REQUIRED WORK:
What you need to produce is the complete listing, repeated exactly.
MATERIAL FOR THIS EXERCISE: Begin
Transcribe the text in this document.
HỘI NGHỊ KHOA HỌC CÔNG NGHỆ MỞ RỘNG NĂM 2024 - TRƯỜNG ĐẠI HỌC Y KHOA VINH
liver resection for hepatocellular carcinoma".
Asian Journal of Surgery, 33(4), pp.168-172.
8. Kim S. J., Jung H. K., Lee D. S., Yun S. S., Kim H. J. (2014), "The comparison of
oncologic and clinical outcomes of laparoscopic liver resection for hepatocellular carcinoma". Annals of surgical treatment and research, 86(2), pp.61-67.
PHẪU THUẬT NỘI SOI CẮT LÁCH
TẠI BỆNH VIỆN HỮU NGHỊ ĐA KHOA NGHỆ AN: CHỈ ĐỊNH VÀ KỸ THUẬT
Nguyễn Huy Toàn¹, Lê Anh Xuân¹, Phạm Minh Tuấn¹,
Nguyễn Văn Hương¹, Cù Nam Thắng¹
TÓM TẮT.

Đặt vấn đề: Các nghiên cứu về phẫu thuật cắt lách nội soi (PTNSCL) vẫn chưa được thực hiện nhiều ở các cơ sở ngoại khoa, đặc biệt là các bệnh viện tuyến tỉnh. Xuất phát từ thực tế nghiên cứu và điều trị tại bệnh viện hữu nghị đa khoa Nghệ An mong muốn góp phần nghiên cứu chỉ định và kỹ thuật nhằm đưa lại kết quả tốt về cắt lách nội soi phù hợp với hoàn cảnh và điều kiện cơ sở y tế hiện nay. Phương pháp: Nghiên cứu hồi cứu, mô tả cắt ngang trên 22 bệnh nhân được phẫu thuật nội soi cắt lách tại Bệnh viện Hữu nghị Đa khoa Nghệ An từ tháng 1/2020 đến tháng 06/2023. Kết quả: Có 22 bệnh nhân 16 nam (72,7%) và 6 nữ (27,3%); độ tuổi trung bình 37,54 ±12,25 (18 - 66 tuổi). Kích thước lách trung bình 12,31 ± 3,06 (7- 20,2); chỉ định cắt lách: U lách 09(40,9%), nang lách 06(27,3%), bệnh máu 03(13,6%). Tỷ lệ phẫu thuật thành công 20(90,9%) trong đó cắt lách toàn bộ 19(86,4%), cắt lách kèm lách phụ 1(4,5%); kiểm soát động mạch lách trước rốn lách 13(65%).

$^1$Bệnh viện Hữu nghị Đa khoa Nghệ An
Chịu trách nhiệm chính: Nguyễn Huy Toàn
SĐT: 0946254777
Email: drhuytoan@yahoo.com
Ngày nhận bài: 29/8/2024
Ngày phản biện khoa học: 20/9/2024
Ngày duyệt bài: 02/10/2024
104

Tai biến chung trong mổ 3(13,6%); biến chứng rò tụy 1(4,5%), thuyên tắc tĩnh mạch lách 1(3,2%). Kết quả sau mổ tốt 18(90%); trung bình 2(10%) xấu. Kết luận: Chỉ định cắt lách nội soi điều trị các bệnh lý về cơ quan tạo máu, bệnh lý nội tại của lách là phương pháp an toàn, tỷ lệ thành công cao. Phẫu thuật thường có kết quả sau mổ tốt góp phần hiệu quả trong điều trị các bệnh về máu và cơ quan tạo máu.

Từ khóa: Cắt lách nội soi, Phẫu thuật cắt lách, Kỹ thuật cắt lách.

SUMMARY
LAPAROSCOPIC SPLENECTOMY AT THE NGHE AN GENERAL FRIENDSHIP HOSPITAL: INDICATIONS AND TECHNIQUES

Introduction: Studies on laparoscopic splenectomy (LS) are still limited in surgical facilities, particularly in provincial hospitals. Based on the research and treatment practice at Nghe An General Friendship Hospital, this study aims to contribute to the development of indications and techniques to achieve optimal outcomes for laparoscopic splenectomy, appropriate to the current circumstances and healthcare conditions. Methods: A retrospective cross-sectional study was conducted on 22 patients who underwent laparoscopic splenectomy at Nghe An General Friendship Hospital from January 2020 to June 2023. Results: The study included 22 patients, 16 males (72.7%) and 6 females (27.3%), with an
MATERIAL FOR THIS EXERCISE: End
ANSWER FOR THE TASK:
Transcribe the text in this document.
HỘI NGHỊ KHOA HỌC CÔNG NGHỆ MỞ RỘNG NĂM 2024 - TRƯỜNG ĐẠI HỌC Y KHOA VINH
liver resection for hepatocellular carcinoma".
Asian Journal of Surgery, 33(4), pp.168-172.
8. Kim S. J., Jung H. K., Lee D. S., Yun S. S., Kim H. J. (2014), "The comparison of
oncologic and clinical outcomes of laparoscopic liver resection for hepatocellular carcinoma". Annals of surgical treatment and research, 86(2), pp.61-67.
PHẪU THUẬT NỘI SOI CẮT LÁCH
TẠI BỆNH VIỆN HỮU NGHỊ ĐA KHOA NGHỆ AN: CHỈ ĐỊNH VÀ KỸ THUẬT
Nguyễn Huy Toàn¹, Lê Anh Xuân¹, Phạm Minh Tuấn¹,
Nguyễn Văn Hương¹, Cù Nam Thắng¹
TÓM TẮT.

Đặt vấn đề: Các nghiên cứu về phẫu thuật cắt lách nội soi (PTNSCL) vẫn chưa được thực hiện nhiều ở các cơ sở ngoại khoa, đặc biệt là các bệnh viện tuyến tỉnh. Xuất phát từ thực tế nghiên cứu và điều trị tại bệnh viện hữu nghị đa khoa Nghệ An mong muốn góp phần nghiên cứu chỉ định và kỹ thuật nhằm đưa lại kết quả tốt về cắt lách nội soi phù hợp với hoàn cảnh và điều kiện cơ sở y tế hiện nay. Phương pháp: Nghiên cứu hồi cứu, mô tả cắt ngang trên 22 bệnh nhân được phẫu thuật nội soi cắt lách tại Bệnh viện Hữu nghị Đa khoa Nghệ An từ tháng 1/2020 đến tháng 06/2023. Kết quả: Có 22 bệnh nhân 16 nam (72,7%) và 6 nữ (27,3%); độ tuổi trung bình 37,54 ±12,25 (18 - 66 tuổi). Kích thước lách trung bình 12,31 ± 3,06 (7- 20,2); chỉ định cắt lách: U lách 09(40,9%), nang lách 06(27,3%), bệnh máu 03(13,6%). Tỷ lệ phẫu thuật thành công 20(90,9%) trong đó cắt lách toàn bộ 19(86,4%), cắt lách kèm lách phụ 1(4,5%); kiểm soát động mạch lách trước rốn lách 13(65%).

$^1$Bệnh viện Hữu nghị Đa khoa Nghệ An
Chịu trách nhiệm chính: Nguyễn Huy Toàn
SĐT: 0946254777
Email: drhuytoan@yahoo.com
Ngày nhận bài: 29/8/2024
Ngày phản biện khoa học: 20/9/2024
Ngày duyệt bài: 02/10/2024
104

Tai biến chung trong mổ 3(13,6%); biến chứng rò tụy 1(4,5%), thuyên tắc tĩnh mạch lách 1(3,2%). Kết quả sau mổ tốt 18(90%); trung bình 2(10%) xấu. Kết luận: Chỉ định cắt lách nội soi điều trị các bệnh lý về cơ quan tạo máu, bệnh lý nội tại của lách là phương pháp an toàn, tỷ lệ thành công cao. Phẫu thuật thường có kết quả sau mổ tốt góp phần hiệu quả trong điều trị các bệnh về máu và cơ quan tạo máu.

Từ khóa: Cắt lách nội soi, Phẫu thuật cắt lách, Kỹ thuật cắt lách.

SUMMARY
LAPAROSCOPIC SPLENECTOMY AT THE NGHE AN GENERAL FRIENDSHIP HOSPITAL: INDICATIONS AND TECHNIQUES

Introduction: Studies on laparoscopic splenectomy (LS) are still limited in surgical facilities, particularly in provincial hospitals. Based on the research and treatment practice at Nghe An General Friendship Hospital, this study aims to contribute to the development of indications and techniques to achieve optimal outcomes for laparoscopic splenectomy, appropriate to the current circumstances and healthcare conditions. Methods: A retrospective cross-sectional study was conducted on 22 patients who underwent laparoscopic splenectomy at Nghe An General Friendship Hospital from January 2020 to June 2023. Results: The study included 22 patients, 16 males (72.7%) and 6 females (27.3%), with an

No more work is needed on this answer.